- Work to be completed: Read the records below and copy each line that contains "Password".

** begin Exercise material **

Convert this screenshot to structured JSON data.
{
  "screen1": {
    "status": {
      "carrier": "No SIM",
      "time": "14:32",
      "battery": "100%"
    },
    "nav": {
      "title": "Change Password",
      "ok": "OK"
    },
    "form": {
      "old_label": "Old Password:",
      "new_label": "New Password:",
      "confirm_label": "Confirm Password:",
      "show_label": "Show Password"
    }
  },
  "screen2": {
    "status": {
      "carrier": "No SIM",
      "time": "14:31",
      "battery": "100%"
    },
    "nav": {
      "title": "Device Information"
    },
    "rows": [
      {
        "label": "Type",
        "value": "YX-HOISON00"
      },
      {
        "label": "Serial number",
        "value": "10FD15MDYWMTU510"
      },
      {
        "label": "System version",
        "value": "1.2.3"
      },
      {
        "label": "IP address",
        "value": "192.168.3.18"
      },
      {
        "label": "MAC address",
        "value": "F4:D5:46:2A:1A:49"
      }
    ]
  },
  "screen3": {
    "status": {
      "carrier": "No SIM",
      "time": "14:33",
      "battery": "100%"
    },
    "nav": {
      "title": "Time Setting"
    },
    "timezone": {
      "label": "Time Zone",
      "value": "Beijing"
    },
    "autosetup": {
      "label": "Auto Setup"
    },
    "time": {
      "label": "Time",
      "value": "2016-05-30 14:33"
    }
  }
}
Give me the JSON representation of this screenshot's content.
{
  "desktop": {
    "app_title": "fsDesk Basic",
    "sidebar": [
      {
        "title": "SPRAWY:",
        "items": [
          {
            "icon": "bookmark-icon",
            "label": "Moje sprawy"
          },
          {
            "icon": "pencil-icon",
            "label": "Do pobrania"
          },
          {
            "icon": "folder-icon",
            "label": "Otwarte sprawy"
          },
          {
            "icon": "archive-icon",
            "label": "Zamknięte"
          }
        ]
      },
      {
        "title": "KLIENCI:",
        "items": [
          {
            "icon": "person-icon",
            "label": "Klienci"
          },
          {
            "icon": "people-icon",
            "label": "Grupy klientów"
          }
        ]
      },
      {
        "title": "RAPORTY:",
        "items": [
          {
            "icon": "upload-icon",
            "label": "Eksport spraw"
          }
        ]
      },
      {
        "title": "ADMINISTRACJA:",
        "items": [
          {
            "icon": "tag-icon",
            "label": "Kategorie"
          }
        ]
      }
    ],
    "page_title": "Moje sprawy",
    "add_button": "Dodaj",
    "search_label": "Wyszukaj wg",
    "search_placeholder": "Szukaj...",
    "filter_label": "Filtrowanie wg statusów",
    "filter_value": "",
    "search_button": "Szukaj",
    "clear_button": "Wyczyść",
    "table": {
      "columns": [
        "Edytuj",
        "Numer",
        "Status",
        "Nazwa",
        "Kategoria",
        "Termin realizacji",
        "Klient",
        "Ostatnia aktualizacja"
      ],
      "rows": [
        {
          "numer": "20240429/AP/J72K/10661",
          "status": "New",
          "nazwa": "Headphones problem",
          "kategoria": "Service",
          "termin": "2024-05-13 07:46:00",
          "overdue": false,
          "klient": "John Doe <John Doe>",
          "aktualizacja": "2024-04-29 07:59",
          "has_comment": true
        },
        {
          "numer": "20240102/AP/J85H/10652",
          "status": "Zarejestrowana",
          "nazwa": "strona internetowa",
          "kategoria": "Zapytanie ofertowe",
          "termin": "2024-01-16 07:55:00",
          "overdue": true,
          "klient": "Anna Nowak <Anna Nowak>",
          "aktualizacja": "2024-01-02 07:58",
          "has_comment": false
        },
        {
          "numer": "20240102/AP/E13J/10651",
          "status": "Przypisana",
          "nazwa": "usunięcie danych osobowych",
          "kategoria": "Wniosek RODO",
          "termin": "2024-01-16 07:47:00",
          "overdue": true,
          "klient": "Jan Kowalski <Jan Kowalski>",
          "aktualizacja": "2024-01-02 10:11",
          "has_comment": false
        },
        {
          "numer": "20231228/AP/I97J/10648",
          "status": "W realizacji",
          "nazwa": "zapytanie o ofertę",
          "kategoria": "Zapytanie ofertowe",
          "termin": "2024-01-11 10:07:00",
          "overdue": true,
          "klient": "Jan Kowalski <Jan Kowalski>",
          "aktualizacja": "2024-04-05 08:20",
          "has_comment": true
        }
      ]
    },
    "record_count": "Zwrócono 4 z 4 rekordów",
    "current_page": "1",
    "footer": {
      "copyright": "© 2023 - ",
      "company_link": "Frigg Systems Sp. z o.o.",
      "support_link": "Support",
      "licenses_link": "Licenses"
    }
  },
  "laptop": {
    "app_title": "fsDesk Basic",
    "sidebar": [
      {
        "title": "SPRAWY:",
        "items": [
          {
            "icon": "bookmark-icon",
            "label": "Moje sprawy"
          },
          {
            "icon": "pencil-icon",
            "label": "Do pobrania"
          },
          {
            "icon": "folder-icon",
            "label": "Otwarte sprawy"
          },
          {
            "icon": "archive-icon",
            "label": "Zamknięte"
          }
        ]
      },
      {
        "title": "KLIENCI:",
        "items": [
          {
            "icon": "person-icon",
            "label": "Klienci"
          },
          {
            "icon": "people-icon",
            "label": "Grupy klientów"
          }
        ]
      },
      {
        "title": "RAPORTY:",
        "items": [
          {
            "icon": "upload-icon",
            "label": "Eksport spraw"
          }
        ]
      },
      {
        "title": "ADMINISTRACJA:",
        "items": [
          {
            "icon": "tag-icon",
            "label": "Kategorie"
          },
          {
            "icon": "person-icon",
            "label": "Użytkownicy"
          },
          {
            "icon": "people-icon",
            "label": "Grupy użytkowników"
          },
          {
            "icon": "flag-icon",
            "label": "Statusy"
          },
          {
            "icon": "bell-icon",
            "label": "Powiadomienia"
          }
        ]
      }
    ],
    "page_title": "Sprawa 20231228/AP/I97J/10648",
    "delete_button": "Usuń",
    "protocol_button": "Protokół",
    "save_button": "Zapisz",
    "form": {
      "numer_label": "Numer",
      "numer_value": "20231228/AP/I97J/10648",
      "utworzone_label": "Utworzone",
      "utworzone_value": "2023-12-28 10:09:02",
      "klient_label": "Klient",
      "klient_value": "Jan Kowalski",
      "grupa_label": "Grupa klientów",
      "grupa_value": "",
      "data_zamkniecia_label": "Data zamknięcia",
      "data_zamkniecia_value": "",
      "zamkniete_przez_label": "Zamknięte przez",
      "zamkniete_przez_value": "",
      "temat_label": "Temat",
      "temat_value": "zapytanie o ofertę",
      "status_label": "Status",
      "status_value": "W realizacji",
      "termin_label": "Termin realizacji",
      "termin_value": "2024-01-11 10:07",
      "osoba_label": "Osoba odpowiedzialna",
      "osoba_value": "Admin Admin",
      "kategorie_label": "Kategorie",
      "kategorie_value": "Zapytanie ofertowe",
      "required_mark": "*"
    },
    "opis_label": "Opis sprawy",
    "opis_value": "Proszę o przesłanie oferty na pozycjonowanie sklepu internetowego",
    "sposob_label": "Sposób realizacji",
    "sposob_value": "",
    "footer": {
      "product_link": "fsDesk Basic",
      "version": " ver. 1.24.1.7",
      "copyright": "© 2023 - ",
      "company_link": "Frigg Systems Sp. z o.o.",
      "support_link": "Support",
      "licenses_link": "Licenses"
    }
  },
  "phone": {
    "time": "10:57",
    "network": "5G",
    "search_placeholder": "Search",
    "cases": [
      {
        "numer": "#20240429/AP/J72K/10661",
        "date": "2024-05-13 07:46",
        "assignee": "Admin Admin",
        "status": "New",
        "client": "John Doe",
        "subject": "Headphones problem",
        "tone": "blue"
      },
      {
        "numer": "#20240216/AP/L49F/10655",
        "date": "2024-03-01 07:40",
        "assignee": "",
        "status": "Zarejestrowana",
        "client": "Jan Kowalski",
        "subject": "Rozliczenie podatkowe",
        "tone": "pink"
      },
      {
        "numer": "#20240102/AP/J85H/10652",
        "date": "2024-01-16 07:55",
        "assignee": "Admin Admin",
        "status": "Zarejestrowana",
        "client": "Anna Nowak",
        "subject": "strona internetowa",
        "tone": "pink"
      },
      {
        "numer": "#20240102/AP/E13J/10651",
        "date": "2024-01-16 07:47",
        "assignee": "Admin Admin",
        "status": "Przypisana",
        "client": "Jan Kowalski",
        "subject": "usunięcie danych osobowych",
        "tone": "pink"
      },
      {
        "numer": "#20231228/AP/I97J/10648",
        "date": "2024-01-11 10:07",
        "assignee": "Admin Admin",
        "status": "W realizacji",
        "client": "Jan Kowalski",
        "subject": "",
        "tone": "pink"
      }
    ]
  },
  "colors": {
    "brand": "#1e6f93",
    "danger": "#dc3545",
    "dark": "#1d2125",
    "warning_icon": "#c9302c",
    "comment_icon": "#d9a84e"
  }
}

** end Exercise material **

- Problem solution:
      "title": "Change Password",
      "old_label": "Old Password:",
      "new_label": "New Password:",
      "confirm_label": "Confirm Password:",
      "show_label": "Show Password"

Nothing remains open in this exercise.